• [WHAT IS BEING ASKED]
Copy every entry precisely.

• [INFORMATION SUPPLIED]
Start

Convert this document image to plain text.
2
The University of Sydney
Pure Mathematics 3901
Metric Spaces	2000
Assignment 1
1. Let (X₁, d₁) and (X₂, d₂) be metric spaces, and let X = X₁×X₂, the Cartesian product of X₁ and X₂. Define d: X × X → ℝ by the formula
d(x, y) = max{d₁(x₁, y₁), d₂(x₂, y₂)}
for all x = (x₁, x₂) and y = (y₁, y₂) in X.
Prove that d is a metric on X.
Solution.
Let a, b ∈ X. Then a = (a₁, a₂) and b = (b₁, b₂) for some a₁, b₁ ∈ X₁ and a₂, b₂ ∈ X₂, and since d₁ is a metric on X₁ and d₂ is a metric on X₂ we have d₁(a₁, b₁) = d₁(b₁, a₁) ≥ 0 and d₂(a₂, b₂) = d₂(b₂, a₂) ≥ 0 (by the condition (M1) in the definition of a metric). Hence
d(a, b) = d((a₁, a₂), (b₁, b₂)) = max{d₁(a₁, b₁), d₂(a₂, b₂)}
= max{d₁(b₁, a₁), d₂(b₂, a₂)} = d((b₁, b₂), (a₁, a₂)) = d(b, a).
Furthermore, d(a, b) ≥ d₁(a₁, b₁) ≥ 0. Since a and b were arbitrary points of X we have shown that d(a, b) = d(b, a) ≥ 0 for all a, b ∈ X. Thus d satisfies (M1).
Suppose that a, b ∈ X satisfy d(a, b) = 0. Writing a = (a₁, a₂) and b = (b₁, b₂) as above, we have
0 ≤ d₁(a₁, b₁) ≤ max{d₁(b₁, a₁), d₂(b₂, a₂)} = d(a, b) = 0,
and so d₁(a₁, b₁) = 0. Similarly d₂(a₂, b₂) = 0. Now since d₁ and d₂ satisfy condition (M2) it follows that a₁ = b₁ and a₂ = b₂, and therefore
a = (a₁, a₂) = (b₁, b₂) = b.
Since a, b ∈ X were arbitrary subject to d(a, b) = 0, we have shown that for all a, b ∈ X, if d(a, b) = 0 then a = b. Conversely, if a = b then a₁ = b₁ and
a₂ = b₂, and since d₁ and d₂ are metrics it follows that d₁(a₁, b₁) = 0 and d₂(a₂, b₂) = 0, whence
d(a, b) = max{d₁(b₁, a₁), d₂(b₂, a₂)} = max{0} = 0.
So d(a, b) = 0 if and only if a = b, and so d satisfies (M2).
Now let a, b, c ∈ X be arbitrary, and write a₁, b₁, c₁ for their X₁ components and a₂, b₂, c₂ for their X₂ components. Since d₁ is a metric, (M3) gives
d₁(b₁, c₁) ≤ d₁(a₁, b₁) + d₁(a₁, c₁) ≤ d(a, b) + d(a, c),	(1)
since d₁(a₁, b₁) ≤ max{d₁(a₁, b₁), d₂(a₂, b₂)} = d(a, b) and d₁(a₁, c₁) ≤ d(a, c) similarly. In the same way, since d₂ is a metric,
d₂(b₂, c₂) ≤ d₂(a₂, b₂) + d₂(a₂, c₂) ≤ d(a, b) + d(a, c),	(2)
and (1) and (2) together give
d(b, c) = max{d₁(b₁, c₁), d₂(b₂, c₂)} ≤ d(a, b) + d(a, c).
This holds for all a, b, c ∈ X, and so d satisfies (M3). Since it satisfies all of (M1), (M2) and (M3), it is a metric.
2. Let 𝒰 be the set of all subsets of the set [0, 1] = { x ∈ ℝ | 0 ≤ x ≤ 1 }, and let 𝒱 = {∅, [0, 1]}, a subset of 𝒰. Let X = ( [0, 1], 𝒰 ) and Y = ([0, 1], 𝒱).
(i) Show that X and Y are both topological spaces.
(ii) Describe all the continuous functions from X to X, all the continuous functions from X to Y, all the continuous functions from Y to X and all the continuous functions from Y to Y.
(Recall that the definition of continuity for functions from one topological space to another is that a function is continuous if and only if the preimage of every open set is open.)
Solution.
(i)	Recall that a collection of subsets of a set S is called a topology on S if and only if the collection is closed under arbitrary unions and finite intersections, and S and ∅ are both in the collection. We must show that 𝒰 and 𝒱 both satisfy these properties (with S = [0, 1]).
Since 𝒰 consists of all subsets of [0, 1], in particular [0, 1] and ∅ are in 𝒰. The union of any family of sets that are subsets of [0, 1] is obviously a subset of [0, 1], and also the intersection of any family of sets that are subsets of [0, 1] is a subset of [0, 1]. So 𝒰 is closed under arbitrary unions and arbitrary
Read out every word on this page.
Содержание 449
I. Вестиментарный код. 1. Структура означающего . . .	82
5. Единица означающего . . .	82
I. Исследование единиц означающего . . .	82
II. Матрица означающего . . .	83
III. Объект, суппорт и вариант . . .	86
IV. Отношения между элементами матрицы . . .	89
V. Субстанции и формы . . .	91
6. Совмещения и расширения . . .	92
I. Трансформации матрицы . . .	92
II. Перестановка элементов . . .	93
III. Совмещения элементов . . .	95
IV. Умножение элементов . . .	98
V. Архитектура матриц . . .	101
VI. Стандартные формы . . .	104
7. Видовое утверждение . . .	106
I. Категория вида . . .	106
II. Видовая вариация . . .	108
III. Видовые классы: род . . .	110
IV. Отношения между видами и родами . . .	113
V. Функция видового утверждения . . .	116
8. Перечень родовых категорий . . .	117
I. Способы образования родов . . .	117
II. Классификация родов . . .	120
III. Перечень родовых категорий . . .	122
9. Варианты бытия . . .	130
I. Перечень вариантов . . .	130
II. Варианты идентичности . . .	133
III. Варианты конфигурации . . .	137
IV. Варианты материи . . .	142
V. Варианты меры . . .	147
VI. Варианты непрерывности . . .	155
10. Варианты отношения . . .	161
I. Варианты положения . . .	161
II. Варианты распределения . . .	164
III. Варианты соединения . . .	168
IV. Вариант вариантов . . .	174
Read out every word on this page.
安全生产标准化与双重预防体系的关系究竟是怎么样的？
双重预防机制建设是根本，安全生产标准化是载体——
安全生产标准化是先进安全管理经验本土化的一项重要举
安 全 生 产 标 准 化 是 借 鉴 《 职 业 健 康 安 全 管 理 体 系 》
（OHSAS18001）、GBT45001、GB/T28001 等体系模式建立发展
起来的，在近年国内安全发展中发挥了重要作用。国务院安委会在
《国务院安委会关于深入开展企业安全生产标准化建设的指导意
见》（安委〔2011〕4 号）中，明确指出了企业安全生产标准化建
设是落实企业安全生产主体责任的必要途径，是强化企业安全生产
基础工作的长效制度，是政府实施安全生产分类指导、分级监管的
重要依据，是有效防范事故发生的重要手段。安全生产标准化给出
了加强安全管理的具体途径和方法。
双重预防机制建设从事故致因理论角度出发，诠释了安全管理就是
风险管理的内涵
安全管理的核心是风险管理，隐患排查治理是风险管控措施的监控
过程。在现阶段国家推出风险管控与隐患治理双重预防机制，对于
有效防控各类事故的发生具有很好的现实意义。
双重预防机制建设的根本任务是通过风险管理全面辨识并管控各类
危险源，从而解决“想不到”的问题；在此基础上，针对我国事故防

End

• [RESULT OF THIS TASK]
Convert this document image to plain text.
2
The University of Sydney
Pure Mathematics 3901
Metric Spaces	2000
Assignment 1
1. Let (X₁, d₁) and (X₂, d₂) be metric spaces, and let X = X₁×X₂, the Cartesian product of X₁ and X₂. Define d: X × X → ℝ by the formula
d(x, y) = max{d₁(x₁, y₁), d₂(x₂, y₂)}
for all x = (x₁, x₂) and y = (y₁, y₂) in X.
Prove that d is a metric on X.
Solution.
Let a, b ∈ X. Then a = (a₁, a₂) and b = (b₁, b₂) for some a₁, b₁ ∈ X₁ and a₂, b₂ ∈ X₂, and since d₁ is a metric on X₁ and d₂ is a metric on X₂ we have d₁(a₁, b₁) = d₁(b₁, a₁) ≥ 0 and d₂(a₂, b₂) = d₂(b₂, a₂) ≥ 0 (by the condition (M1) in the definition of a metric). Hence
d(a, b) = d((a₁, a₂), (b₁, b₂)) = max{d₁(a₁, b₁), d₂(a₂, b₂)}
= max{d₁(b₁, a₁), d₂(b₂, a₂)} = d((b₁, b₂), (a₁, a₂)) = d(b, a).
Furthermore, d(a, b) ≥ d₁(a₁, b₁) ≥ 0. Since a and b were arbitrary points of X we have shown that d(a, b) = d(b, a) ≥ 0 for all a, b ∈ X. Thus d satisfies (M1).
Suppose that a, b ∈ X satisfy d(a, b) = 0. Writing a = (a₁, a₂) and b = (b₁, b₂) as above, we have
0 ≤ d₁(a₁, b₁) ≤ max{d₁(b₁, a₁), d₂(b₂, a₂)} = d(a, b) = 0,
and so d₁(a₁, b₁) = 0. Similarly d₂(a₂, b₂) = 0. Now since d₁ and d₂ satisfy condition (M2) it follows that a₁ = b₁ and a₂ = b₂, and therefore
a = (a₁, a₂) = (b₁, b₂) = b.
Since a, b ∈ X were arbitrary subject to d(a, b) = 0, we have shown that for all a, b ∈ X, if d(a, b) = 0 then a = b. Conversely, if a = b then a₁ = b₁ and
a₂ = b₂, and since d₁ and d₂ are metrics it follows that d₁(a₁, b₁) = 0 and d₂(a₂, b₂) = 0, whence
d(a, b) = max{d₁(b₁, a₁), d₂(b₂, a₂)} = max{0} = 0.
So d(a, b) = 0 if and only if a = b, and so d satisfies (M2).
Now let a, b, c ∈ X be arbitrary, and write a₁, b₁, c₁ for their X₁ components and a₂, b₂, c₂ for their X₂ components. Since d₁ is a metric, (M3) gives
d₁(b₁, c₁) ≤ d₁(a₁, b₁) + d₁(a₁, c₁) ≤ d(a, b) + d(a, c),	(1)
since d₁(a₁, b₁) ≤ max{d₁(a₁, b₁), d₂(a₂, b₂)} = d(a, b) and d₁(a₁, c₁) ≤ d(a, c) similarly. In the same way, since d₂ is a metric,
d₂(b₂, c₂) ≤ d₂(a₂, b₂) + d₂(a₂, c₂) ≤ d(a, b) + d(a, c),	(2)
and (1) and (2) together give
d(b, c) = max{d₁(b₁, c₁), d₂(b₂, c₂)} ≤ d(a, b) + d(a, c).
This holds for all a, b, c ∈ X, and so d satisfies (M3). Since it satisfies all of (M1), (M2) and (M3), it is a metric.
2. Let 𝒰 be the set of all subsets of the set [0, 1] = { x ∈ ℝ | 0 ≤ x ≤ 1 }, and let 𝒱 = {∅, [0, 1]}, a subset of 𝒰. Let X = ( [0, 1], 𝒰 ) and Y = ([0, 1], 𝒱).
(i) Show that X and Y are both topological spaces.
(ii) Describe all the continuous functions from X to X, all the continuous functions from X to Y, all the continuous functions from Y to X and all the continuous functions from Y to Y.
(Recall that the definition of continuity for functions from one topological space to another is that a function is continuous if and only if the preimage of every open set is open.)
Solution.
(i)	Recall that a collection of subsets of a set S is called a topology on S if and only if the collection is closed under arbitrary unions and finite intersections, and S and ∅ are both in the collection. We must show that 𝒰 and 𝒱 both satisfy these properties (with S = [0, 1]).
Since 𝒰 consists of all subsets of [0, 1], in particular [0, 1] and ∅ are in 𝒰. The union of any family of sets that are subsets of [0, 1] is obviously a subset of [0, 1], and also the intersection of any family of sets that are subsets of [0, 1] is a subset of [0, 1]. So 𝒰 is closed under arbitrary unions and arbitrary
Read out every word on this page.
Содержание 449
I. Вестиментарный код. 1. Структура означающего . . .	82
5. Единица означающего . . .	82
I. Исследование единиц означающего . . .	82
II. Матрица означающего . . .	83
III. Объект, суппорт и вариант . . .	86
IV. Отношения между элементами матрицы . . .	89
V. Субстанции и формы . . .	91
6. Совмещения и расширения . . .	92
I. Трансформации матрицы . . .	92
II. Перестановка элементов . . .	93
III. Совмещения элементов . . .	95
IV. Умножение элементов . . .	98
V. Архитектура матриц . . .	101
VI. Стандартные формы . . .	104
7. Видовое утверждение . . .	106
I. Категория вида . . .	106
II. Видовая вариация . . .	108
III. Видовые классы: род . . .	110
IV. Отношения между видами и родами . . .	113
V. Функция видового утверждения . . .	116
8. Перечень родовых категорий . . .	117
I. Способы образования родов . . .	117
II. Классификация родов . . .	120
III. Перечень родовых категорий . . .	122
9. Варианты бытия . . .	130
I. Перечень вариантов . . .	130
II. Варианты идентичности . . .	133
III. Варианты конфигурации . . .	137
IV. Варианты материи . . .	142
V. Варианты меры . . .	147
VI. Варианты непрерывности . . .	155
10. Варианты отношения . . .	161
I. Варианты положения . . .	161
II. Варианты распределения . . .	164
III. Варианты соединения . . .	168
IV. Вариант вариантов . . .	174
Read out every word on this page.
安全生产标准化与双重预防体系的关系究竟是怎么样的？
双重预防机制建设是根本，安全生产标准化是载体——
安全生产标准化是先进安全管理经验本土化的一项重要举
安 全 生 产 标 准 化 是 借 鉴 《 职 业 健 康 安 全 管 理 体 系 》
（OHSAS18001）、GBT45001、GB/T28001 等体系模式建立发展
起来的，在近年国内安全发展中发挥了重要作用。国务院安委会在
《国务院安委会关于深入开展企业安全生产标准化建设的指导意
见》（安委〔2011〕4 号）中，明确指出了企业安全生产标准化建
设是落实企业安全生产主体责任的必要途径，是强化企业安全生产
基础工作的长效制度，是政府实施安全生产分类指导、分级监管的
重要依据，是有效防范事故发生的重要手段。安全生产标准化给出
了加强安全管理的具体途径和方法。
双重预防机制建设从事故致因理论角度出发，诠释了安全管理就是
风险管理的内涵
安全管理的核心是风险管理，隐患排查治理是风险管控措施的监控
过程。在现阶段国家推出风险管控与隐患治理双重预防机制，对于
有效防控各类事故的发生具有很好的现实意义。
双重预防机制建设的根本任务是通过风险管理全面辨识并管控各类
危险源，从而解决“想不到”的问题；在此基础上，针对我国事故防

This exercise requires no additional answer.